----- INPUT -----

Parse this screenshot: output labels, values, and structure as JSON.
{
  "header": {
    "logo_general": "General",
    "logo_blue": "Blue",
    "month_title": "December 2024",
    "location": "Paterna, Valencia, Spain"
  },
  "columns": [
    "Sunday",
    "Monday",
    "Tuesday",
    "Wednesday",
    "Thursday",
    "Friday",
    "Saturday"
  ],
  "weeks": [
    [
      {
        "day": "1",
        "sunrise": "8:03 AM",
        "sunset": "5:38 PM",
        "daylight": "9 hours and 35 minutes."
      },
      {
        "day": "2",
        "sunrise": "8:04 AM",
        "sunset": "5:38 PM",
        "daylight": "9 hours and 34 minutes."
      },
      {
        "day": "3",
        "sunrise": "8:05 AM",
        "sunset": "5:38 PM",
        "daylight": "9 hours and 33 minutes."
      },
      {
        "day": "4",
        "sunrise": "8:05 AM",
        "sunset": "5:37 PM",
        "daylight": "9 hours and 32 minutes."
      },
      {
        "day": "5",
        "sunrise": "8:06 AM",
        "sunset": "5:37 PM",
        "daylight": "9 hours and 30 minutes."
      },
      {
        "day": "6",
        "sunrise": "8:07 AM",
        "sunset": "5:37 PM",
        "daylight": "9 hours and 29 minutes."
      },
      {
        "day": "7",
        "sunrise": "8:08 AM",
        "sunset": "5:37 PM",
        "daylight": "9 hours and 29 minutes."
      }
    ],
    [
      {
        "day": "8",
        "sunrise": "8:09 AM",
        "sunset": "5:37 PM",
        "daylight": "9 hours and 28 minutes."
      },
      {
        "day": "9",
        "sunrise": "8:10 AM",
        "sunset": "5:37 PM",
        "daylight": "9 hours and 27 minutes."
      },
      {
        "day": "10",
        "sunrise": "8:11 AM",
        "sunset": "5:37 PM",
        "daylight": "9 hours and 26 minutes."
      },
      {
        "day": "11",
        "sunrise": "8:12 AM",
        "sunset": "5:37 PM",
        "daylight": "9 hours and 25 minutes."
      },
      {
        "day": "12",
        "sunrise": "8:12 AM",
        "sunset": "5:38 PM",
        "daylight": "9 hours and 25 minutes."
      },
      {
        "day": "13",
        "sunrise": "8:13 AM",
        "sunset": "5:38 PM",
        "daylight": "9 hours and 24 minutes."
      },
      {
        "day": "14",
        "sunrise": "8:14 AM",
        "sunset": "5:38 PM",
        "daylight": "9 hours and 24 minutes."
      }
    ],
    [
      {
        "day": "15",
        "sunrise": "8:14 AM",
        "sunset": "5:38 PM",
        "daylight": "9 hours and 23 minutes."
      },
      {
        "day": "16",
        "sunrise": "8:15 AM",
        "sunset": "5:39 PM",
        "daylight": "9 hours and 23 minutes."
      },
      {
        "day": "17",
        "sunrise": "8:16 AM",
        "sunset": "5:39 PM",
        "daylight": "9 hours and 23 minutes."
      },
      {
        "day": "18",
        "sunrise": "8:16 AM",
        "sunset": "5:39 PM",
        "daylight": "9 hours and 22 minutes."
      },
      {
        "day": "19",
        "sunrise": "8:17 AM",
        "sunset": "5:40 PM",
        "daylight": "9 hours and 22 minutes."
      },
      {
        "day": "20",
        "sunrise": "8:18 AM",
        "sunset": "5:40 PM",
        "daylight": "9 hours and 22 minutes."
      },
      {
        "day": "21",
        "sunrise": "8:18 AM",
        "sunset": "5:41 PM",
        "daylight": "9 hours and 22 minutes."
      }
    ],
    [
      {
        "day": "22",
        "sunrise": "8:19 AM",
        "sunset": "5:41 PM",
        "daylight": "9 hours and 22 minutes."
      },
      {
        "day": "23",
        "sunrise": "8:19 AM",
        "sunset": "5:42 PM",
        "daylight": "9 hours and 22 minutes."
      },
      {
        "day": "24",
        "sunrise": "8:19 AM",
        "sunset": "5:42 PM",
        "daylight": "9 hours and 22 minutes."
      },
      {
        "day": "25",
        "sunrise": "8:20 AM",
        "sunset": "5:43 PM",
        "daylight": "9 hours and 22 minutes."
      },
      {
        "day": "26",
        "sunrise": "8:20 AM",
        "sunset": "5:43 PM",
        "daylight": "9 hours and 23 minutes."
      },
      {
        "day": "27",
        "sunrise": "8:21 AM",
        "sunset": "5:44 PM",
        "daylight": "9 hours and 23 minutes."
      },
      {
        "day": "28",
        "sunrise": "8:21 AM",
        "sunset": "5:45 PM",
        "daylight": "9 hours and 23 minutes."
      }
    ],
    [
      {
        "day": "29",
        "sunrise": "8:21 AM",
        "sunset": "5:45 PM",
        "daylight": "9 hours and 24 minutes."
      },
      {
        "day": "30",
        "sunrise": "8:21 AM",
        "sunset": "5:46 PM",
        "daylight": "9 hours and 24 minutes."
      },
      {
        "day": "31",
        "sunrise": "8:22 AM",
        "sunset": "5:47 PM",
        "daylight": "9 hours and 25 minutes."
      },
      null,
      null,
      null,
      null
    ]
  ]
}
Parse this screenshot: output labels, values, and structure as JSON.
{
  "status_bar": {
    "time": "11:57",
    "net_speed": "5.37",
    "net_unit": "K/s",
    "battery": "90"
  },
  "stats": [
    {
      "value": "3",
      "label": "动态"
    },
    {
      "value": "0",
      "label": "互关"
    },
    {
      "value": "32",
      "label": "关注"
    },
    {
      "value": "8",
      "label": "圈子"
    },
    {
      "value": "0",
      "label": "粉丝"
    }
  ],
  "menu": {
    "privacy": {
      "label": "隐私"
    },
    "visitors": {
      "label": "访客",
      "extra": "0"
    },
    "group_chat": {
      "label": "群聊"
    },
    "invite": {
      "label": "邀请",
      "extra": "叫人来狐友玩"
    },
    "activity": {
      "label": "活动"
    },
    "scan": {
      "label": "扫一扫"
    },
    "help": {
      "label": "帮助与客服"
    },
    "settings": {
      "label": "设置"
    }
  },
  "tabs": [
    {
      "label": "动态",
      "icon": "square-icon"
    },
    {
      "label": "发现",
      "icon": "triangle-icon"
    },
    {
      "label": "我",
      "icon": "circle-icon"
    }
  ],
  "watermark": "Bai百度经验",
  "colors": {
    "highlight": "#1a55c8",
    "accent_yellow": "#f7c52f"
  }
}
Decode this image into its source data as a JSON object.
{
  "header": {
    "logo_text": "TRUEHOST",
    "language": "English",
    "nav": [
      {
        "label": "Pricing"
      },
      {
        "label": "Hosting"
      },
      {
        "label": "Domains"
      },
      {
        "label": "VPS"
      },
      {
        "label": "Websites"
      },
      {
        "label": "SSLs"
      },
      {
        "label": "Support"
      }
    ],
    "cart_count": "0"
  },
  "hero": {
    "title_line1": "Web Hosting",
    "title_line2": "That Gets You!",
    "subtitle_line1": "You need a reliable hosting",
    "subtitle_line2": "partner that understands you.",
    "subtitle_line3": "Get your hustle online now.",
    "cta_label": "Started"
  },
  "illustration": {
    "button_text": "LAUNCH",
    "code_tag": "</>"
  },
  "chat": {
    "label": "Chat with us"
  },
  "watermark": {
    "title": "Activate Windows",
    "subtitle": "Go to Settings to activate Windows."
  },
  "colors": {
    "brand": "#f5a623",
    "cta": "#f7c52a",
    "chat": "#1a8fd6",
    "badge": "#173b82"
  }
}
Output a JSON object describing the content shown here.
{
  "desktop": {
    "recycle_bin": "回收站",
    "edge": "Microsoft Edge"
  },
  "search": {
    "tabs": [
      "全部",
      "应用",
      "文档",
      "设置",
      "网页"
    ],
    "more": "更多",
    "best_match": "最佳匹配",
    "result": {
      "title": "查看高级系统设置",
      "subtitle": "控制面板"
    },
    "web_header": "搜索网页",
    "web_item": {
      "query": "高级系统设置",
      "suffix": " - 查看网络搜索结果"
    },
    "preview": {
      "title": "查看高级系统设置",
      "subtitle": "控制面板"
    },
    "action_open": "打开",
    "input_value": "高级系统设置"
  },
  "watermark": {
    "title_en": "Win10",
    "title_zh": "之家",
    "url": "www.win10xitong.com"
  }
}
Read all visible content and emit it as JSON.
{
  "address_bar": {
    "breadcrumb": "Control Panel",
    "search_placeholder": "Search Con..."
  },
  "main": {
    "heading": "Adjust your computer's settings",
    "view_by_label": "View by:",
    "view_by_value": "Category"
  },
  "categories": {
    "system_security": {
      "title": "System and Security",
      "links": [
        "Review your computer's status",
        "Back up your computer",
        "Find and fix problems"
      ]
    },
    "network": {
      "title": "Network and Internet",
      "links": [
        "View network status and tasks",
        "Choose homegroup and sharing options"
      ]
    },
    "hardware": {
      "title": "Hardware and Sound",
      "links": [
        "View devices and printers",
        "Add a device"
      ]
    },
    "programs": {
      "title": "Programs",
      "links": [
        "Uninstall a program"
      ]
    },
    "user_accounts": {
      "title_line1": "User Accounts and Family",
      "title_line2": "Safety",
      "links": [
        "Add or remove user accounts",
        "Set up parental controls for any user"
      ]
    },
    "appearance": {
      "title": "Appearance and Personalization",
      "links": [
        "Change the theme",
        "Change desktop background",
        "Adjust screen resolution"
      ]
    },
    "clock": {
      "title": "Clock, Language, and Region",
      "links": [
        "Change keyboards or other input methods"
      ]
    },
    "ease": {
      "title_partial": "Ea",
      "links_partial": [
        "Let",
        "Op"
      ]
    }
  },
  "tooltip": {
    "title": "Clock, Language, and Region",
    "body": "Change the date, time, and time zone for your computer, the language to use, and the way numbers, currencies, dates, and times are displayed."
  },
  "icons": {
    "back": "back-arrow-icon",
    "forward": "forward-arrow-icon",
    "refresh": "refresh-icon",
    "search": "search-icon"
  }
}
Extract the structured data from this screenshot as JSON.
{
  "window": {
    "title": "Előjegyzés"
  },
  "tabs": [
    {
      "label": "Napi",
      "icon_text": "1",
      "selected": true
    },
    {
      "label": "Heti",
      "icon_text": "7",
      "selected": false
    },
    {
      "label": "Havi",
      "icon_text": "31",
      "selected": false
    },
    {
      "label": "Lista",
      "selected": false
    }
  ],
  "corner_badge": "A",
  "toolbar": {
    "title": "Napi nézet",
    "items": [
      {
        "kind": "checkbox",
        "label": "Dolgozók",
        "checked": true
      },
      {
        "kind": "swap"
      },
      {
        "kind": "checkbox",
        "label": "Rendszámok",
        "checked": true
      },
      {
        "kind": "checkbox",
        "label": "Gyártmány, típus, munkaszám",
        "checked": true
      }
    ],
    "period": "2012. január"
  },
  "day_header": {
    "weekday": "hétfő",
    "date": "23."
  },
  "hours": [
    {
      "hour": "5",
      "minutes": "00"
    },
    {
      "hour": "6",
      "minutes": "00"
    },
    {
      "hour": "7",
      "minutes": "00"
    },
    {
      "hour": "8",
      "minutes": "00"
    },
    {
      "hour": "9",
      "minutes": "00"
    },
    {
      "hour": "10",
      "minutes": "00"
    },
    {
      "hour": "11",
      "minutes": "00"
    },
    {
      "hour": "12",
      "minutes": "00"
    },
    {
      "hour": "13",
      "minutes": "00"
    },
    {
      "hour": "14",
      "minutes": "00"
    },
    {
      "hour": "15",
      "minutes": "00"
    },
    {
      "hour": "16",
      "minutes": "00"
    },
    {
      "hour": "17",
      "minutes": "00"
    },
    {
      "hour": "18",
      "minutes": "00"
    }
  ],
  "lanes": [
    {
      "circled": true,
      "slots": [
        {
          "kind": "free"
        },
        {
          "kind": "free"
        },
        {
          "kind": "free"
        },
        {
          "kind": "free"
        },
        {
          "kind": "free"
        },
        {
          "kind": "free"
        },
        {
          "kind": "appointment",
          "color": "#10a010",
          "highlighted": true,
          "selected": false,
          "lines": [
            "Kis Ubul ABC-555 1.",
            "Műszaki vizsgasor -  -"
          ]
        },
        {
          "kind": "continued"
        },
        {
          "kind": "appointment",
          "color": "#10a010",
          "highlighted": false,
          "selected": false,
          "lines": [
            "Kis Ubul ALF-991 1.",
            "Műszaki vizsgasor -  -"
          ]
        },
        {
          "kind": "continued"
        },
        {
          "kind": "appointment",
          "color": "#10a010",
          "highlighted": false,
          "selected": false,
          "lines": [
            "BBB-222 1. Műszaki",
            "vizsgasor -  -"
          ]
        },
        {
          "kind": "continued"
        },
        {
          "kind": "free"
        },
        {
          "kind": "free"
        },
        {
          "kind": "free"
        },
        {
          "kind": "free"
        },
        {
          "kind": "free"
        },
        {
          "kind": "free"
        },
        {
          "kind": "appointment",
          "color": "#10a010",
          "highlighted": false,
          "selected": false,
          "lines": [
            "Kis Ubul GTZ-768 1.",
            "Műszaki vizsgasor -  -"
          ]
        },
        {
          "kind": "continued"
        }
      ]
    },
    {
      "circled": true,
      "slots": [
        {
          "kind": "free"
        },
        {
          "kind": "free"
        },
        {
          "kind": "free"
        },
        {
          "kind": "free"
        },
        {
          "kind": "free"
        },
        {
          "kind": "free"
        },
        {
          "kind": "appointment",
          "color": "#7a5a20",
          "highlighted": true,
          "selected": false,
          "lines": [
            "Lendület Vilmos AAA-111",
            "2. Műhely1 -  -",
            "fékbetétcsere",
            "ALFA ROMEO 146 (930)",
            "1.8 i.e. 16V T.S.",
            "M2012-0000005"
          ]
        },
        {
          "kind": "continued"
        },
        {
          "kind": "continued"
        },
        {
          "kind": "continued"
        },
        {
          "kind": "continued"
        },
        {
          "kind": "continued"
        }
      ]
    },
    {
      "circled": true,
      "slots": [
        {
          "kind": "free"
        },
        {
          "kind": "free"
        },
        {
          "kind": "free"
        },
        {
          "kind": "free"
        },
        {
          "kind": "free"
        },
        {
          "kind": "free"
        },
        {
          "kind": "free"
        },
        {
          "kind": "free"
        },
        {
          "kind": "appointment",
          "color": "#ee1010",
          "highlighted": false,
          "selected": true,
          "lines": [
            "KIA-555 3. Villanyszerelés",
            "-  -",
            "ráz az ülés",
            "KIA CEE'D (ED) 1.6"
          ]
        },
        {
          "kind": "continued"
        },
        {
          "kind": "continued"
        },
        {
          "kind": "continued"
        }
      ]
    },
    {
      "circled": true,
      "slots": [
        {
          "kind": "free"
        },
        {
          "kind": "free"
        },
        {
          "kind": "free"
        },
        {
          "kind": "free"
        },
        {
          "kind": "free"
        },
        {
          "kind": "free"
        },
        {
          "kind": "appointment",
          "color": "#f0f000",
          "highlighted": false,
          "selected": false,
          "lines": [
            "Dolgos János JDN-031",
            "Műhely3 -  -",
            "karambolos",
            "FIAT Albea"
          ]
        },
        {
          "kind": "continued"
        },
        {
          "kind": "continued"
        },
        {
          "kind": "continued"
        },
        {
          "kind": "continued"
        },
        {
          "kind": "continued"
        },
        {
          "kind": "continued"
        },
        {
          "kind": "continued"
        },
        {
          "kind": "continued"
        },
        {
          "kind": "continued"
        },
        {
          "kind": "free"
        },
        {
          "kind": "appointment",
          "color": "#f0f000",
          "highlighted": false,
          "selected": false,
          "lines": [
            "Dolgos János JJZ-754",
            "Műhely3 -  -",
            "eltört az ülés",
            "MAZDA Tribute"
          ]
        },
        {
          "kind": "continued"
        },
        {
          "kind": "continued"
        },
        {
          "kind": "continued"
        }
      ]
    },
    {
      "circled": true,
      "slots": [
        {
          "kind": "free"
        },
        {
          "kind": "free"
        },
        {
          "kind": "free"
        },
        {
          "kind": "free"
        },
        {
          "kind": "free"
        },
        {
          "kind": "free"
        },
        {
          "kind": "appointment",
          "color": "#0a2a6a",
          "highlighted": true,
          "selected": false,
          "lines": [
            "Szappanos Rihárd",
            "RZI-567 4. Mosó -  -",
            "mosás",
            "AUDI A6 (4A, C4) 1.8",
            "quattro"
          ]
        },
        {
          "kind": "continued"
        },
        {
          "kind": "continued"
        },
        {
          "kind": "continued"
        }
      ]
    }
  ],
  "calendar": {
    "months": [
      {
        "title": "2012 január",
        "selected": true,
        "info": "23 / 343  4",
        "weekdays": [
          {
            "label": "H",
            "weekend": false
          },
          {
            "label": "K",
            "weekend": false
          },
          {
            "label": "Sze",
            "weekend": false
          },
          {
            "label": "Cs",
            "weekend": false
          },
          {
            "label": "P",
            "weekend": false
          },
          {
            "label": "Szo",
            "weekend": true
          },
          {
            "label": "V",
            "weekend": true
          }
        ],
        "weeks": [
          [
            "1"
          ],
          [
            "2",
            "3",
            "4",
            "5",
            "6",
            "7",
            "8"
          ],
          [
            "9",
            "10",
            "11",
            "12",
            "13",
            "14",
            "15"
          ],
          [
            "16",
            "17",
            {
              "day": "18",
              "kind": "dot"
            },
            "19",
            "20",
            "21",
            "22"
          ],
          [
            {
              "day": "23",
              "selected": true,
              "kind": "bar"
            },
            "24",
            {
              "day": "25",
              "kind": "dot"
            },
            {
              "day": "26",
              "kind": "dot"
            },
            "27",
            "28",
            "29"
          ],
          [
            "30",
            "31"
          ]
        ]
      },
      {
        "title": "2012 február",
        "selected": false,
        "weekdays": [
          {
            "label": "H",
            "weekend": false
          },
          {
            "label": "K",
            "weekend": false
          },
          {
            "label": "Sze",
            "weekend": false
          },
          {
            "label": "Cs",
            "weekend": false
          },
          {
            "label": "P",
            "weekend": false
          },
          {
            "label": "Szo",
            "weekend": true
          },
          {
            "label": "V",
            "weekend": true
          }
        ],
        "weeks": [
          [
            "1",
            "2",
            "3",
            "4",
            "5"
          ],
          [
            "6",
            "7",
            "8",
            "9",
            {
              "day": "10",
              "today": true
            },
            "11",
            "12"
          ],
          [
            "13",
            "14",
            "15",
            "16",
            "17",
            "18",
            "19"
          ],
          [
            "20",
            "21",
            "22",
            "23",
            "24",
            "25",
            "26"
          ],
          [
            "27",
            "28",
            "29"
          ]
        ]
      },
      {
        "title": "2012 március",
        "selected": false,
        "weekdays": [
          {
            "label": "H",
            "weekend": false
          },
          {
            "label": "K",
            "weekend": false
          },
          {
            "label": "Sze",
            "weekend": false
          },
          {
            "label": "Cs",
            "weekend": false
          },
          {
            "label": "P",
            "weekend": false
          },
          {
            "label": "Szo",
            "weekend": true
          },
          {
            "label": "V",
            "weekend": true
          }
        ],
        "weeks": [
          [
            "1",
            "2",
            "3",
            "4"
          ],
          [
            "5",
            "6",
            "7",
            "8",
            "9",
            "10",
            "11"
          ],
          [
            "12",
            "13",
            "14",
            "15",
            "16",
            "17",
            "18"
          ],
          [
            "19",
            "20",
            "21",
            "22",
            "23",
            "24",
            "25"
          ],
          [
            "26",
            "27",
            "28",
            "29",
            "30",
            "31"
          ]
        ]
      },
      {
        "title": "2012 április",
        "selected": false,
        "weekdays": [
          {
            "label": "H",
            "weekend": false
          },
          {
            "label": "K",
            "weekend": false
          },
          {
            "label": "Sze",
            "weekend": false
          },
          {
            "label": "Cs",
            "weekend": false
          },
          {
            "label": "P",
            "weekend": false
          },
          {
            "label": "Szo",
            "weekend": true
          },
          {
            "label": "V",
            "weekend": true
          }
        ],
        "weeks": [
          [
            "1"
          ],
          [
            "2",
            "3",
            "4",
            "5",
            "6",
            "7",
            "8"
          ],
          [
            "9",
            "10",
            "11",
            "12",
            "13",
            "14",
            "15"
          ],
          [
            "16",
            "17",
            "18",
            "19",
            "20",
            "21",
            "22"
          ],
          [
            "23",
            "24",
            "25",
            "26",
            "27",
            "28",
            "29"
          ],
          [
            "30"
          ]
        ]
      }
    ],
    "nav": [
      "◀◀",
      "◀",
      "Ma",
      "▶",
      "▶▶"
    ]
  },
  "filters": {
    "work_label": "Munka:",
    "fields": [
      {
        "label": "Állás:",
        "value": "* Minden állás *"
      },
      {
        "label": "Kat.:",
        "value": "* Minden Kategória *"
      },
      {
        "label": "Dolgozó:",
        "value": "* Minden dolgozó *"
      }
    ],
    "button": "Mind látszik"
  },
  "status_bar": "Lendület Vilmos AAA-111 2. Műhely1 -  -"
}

-----

_OBJECTIVE_: Identify and list each line with the word "Dolgos".

_THE RESULT_:
            "Dolgos János JDN-031",
            "Dolgos János JJZ-754",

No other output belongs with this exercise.